Records provided START
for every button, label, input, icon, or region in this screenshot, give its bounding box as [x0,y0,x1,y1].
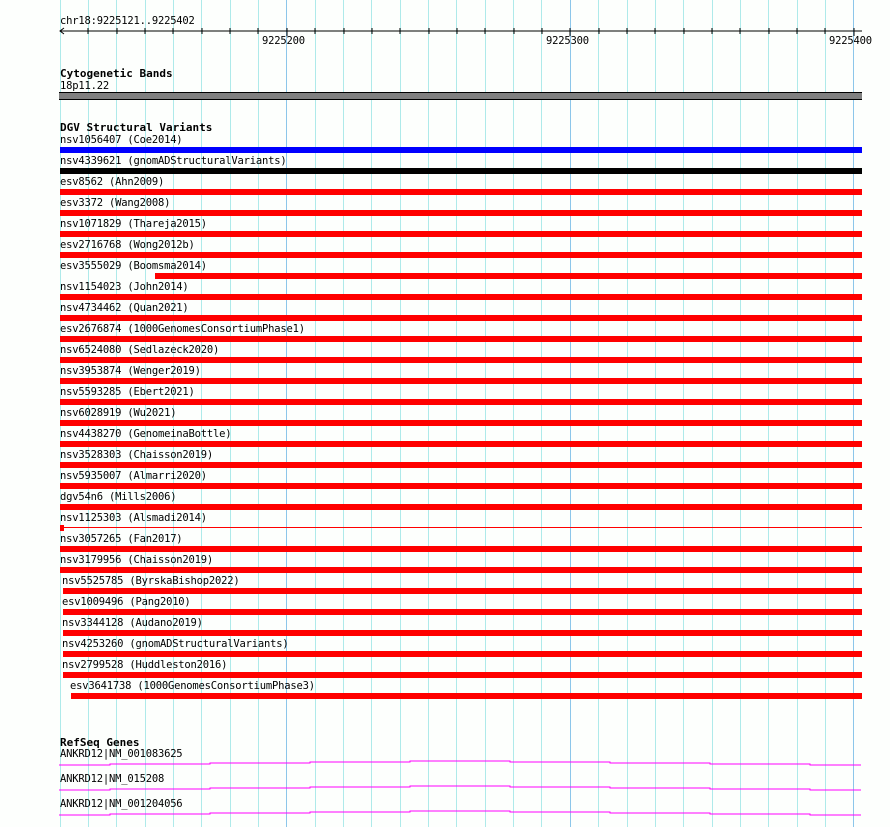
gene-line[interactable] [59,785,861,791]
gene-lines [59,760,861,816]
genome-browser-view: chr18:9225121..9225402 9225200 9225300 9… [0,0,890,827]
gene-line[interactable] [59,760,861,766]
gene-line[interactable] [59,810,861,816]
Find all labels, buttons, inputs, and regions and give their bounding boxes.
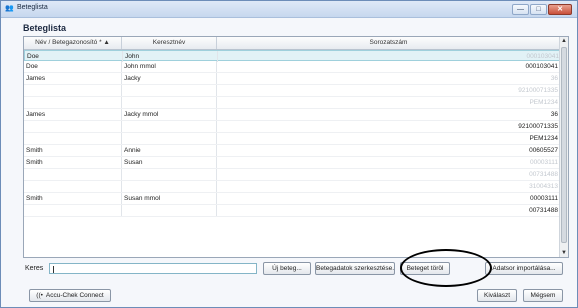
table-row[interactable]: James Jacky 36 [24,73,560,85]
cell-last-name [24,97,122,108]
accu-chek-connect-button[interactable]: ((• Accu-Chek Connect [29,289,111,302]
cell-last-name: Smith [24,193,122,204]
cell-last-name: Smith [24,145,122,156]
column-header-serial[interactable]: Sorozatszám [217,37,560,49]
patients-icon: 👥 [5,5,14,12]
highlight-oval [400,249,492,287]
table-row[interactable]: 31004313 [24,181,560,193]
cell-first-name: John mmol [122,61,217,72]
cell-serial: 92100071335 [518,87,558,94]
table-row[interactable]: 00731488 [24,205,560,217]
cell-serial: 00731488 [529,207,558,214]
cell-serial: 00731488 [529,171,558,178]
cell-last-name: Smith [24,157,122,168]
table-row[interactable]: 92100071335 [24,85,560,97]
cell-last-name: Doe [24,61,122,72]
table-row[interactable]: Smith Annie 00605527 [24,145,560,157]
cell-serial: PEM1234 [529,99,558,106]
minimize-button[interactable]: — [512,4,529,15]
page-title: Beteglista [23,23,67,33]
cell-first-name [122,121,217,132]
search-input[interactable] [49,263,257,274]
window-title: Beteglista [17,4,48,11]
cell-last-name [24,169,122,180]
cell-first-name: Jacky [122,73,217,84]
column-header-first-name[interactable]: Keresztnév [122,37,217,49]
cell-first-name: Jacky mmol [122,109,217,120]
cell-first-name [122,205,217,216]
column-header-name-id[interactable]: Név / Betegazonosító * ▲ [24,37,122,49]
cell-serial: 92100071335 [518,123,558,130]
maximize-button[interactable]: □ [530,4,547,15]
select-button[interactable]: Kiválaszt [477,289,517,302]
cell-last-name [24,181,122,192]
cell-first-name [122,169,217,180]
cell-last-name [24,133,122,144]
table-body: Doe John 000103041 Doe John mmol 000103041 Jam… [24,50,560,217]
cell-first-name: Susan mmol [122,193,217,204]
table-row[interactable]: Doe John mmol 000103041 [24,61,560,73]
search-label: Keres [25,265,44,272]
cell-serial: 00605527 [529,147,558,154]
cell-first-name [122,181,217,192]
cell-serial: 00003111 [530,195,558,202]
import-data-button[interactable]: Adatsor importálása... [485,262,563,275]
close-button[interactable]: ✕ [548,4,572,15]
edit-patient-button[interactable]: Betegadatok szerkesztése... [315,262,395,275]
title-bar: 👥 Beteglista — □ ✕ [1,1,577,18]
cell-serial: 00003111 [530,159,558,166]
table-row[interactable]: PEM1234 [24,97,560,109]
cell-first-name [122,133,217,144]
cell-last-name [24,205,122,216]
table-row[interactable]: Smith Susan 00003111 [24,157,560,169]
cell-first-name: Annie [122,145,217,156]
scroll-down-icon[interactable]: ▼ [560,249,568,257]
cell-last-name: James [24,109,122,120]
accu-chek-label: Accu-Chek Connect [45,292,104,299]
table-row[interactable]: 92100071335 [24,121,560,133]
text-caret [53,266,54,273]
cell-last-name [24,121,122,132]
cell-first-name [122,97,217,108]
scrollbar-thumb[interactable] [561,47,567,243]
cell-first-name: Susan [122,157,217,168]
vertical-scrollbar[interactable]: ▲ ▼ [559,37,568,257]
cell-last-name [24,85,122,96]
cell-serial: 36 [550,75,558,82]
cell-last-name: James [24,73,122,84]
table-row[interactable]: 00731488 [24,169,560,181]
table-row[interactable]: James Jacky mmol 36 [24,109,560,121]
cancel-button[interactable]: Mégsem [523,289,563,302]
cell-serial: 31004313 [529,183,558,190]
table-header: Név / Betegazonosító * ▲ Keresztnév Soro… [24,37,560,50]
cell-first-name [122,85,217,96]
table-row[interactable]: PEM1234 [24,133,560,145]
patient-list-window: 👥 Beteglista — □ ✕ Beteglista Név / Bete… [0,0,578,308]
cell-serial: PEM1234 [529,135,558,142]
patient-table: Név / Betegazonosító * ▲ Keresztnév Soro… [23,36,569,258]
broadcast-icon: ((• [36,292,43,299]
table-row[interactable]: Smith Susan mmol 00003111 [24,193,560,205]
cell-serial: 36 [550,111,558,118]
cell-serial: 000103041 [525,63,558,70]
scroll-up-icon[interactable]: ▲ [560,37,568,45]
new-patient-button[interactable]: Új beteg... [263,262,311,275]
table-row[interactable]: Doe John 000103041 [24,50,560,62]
Records provided END
## Action item
Give the data again exactly as written, with all pictures left out.

## Response to this exercise
for every button, label, input, icon, or region in this screenshot, give its bounding box as [x0,y0,x1,y1].
gene-line[interactable] [59,785,861,791]
gene-lines [59,760,861,816]
genome-browser-view: chr18:9225121..9225402 9225200 9225300 9… [0,0,890,827]
gene-line[interactable] [59,760,861,766]
gene-line[interactable] [59,810,861,816]
Find all labels, buttons, inputs, and regions and give their bounding boxes.
table-row[interactable]: James Jacky 36 [24,73,560,85]
cell-last-name [24,97,122,108]
accu-chek-connect-button[interactable]: ((• Accu-Chek Connect [29,289,111,302]
cell-last-name: Smith [24,193,122,204]
cell-last-name: Smith [24,145,122,156]
column-header-serial[interactable]: Sorozatszám [217,37,560,49]
patients-icon: 👥 [5,5,14,12]
highlight-oval [400,249,492,287]
table-row[interactable]: 31004313 [24,181,560,193]
cell-first-name: John mmol [122,61,217,72]
cell-serial: 92100071335 [518,87,558,94]
table-row[interactable]: 00731488 [24,205,560,217]
cell-serial: 00731488 [529,207,558,214]
cell-serial: 00731488 [529,171,558,178]
cell-last-name: Smith [24,157,122,168]
table-row[interactable]: 92100071335 [24,85,560,97]
cell-last-name: Doe [24,61,122,72]
table-row[interactable]: Smith Annie 00605527 [24,145,560,157]
cell-serial: PEM1234 [529,99,558,106]
minimize-button[interactable]: — [512,4,529,15]
page-title: Beteglista [23,23,67,33]
cell-first-name [122,121,217,132]
search-input[interactable] [49,263,257,274]
window-title: Beteglista [17,4,48,11]
cell-last-name [24,169,122,180]
cell-first-name: Jacky [122,73,217,84]
column-header-first-name[interactable]: Keresztnév [122,37,217,49]
cell-first-name: Jacky mmol [122,109,217,120]
cell-first-name [122,205,217,216]
column-header-name-id[interactable]: Név / Betegazonosító * ▲ [24,37,122,49]
cell-serial: 92100071335 [518,123,558,130]
maximize-button[interactable]: □ [530,4,547,15]
select-button[interactable]: Kiválaszt [477,289,517,302]
cell-last-name [24,181,122,192]
cell-first-name [122,169,217,180]
cell-last-name [24,133,122,144]
table-body: Doe John 000103041 Doe John mmol 000103041 Jam… [24,50,560,217]
cell-first-name: Susan mmol [122,193,217,204]
table-row[interactable]: Doe John mmol 000103041 [24,61,560,73]
search-label: Keres [25,265,44,272]
cell-serial: 00605527 [529,147,558,154]
cell-first-name [122,181,217,192]
cell-serial: 00003111 [530,195,558,202]
import-data-button[interactable]: Adatsor importálása... [485,262,563,275]
close-button[interactable]: ✕ [548,4,572,15]
edit-patient-button[interactable]: Betegadatok szerkesztése... [315,262,395,275]
title-bar: 👥 Beteglista — □ ✕ [1,1,577,18]
cell-serial: 00003111 [530,159,558,166]
table-row[interactable]: PEM1234 [24,97,560,109]
cell-first-name [122,133,217,144]
cell-last-name [24,205,122,216]
table-row[interactable]: Smith Susan 00003111 [24,157,560,169]
cell-first-name: Annie [122,145,217,156]
scroll-down-icon[interactable]: ▼ [560,249,568,257]
cell-last-name: James [24,109,122,120]
accu-chek-label: Accu-Chek Connect [45,292,104,299]
table-row[interactable]: 92100071335 [24,121,560,133]
text-caret [53,266,54,273]
cell-last-name [24,121,122,132]
cell-first-name [122,97,217,108]
scrollbar-thumb[interactable] [561,47,567,243]
cell-first-name: Susan [122,157,217,168]
vertical-scrollbar[interactable]: ▲ ▼ [559,37,568,257]
cell-last-name [24,85,122,96]
cell-serial: 36 [550,75,558,82]
cell-last-name: James [24,73,122,84]
table-row[interactable]: 00731488 [24,169,560,181]
table-row[interactable]: James Jacky mmol 36 [24,109,560,121]
cancel-button[interactable]: Mégsem [523,289,563,302]
cell-serial: 31004313 [529,183,558,190]
table-header: Név / Betegazonosító * ▲ Keresztnév Soro… [24,37,560,50]
cell-first-name [122,85,217,96]
table-row[interactable]: PEM1234 [24,133,560,145]
patient-list-window: 👥 Beteglista — □ ✕ Beteglista Név / Bete… [0,0,578,308]
cell-serial: PEM1234 [529,135,558,142]
patient-table: Név / Betegazonosító * ▲ Keresztnév Soro… [23,36,569,258]
broadcast-icon: ((• [36,292,43,299]
table-row[interactable]: Smith Susan mmol 00003111 [24,193,560,205]
cell-serial: 36 [550,111,558,118]
cell-serial: 000103041 [525,63,558,70]
scroll-up-icon[interactable]: ▲ [560,37,568,45]
new-patient-button[interactable]: Új beteg... [263,262,311,275]
table-row[interactable]: Doe John 000103041 [24,50,560,62]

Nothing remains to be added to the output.